Locate all lines with the word "Thursday" and copy them out.

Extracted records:
+-------+
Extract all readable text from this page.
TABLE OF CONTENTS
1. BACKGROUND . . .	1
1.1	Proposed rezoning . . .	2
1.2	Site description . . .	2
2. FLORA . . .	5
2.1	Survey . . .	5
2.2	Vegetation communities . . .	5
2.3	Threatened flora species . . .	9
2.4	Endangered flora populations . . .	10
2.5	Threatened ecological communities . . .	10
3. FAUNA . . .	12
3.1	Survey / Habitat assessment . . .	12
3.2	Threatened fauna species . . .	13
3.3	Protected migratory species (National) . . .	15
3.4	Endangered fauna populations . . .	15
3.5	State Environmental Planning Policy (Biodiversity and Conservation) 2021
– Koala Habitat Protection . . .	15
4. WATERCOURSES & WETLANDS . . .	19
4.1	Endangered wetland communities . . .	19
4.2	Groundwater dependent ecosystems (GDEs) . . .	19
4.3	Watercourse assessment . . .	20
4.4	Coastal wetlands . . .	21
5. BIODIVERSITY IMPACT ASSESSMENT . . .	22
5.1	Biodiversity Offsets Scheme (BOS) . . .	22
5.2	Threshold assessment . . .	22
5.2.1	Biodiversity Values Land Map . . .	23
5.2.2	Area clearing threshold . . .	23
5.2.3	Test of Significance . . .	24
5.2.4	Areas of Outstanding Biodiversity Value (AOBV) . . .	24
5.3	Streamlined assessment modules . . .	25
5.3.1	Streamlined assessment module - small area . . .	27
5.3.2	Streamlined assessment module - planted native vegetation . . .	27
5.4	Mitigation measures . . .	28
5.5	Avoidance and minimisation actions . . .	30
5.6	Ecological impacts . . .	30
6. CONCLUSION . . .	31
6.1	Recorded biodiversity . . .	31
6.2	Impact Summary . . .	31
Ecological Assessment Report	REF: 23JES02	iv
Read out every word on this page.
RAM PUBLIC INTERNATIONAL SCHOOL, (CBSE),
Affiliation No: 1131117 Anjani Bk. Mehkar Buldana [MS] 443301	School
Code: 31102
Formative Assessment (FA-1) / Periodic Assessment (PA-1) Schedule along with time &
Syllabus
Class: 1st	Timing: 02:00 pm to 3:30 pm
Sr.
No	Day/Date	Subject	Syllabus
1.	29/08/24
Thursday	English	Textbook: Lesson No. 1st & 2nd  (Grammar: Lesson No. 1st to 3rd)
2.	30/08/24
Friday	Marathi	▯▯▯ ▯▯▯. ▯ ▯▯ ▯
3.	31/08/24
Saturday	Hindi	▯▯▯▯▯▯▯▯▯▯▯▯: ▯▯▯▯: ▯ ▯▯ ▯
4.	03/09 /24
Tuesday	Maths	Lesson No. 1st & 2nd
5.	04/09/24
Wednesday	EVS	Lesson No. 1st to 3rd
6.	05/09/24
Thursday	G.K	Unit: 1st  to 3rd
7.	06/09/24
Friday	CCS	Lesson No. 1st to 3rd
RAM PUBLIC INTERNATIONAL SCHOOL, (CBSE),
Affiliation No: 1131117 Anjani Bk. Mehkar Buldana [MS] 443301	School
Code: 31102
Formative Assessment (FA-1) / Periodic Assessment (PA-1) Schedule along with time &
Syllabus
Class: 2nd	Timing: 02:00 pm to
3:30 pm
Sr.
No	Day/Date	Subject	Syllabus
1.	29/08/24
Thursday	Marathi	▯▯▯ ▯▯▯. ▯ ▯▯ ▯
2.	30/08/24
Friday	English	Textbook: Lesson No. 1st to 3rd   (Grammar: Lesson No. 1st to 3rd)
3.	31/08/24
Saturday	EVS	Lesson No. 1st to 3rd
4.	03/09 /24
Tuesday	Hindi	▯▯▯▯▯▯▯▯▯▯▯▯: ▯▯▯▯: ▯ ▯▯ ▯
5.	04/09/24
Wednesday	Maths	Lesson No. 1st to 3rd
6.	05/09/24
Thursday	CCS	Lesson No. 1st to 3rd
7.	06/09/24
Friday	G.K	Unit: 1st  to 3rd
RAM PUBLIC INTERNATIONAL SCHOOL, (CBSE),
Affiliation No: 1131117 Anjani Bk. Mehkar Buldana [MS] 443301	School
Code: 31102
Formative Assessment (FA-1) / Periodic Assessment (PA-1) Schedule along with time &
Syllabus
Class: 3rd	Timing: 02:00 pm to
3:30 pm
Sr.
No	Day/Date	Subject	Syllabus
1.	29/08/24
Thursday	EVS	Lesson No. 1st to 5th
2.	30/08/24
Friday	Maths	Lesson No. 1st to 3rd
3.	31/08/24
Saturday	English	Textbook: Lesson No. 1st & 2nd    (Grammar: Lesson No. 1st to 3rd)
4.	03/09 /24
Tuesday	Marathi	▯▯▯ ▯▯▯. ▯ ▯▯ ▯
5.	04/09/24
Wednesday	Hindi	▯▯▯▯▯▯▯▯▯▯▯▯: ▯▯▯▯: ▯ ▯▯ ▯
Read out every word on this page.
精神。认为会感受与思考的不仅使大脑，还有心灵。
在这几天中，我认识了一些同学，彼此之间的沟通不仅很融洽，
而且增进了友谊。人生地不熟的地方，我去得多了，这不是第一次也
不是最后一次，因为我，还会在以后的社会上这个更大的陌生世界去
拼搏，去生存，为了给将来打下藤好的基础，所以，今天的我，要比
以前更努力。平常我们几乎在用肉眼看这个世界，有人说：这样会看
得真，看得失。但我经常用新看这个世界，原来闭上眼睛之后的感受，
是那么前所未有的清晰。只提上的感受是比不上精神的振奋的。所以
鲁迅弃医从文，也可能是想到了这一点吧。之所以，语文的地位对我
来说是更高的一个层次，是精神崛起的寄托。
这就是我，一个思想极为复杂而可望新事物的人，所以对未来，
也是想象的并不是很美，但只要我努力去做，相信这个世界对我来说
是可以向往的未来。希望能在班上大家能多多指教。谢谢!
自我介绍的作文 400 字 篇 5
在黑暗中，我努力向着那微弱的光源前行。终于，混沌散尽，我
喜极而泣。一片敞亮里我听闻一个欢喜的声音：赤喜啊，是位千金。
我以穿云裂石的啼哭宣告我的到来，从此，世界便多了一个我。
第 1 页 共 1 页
+-------+
• _Final result_:
Thursday	English	Textbook: Lesson No. 1st & 2nd  (Grammar: Lesson No. 1st to 3rd)
Thursday	G.K	Unit: 1st  to 3rd
Thursday	Marathi	▯▯▯ ▯▯▯. ▯ ▯▯ ▯
Thursday	CCS	Lesson No. 1st to 3rd
Thursday	EVS	Lesson No. 1st to 5th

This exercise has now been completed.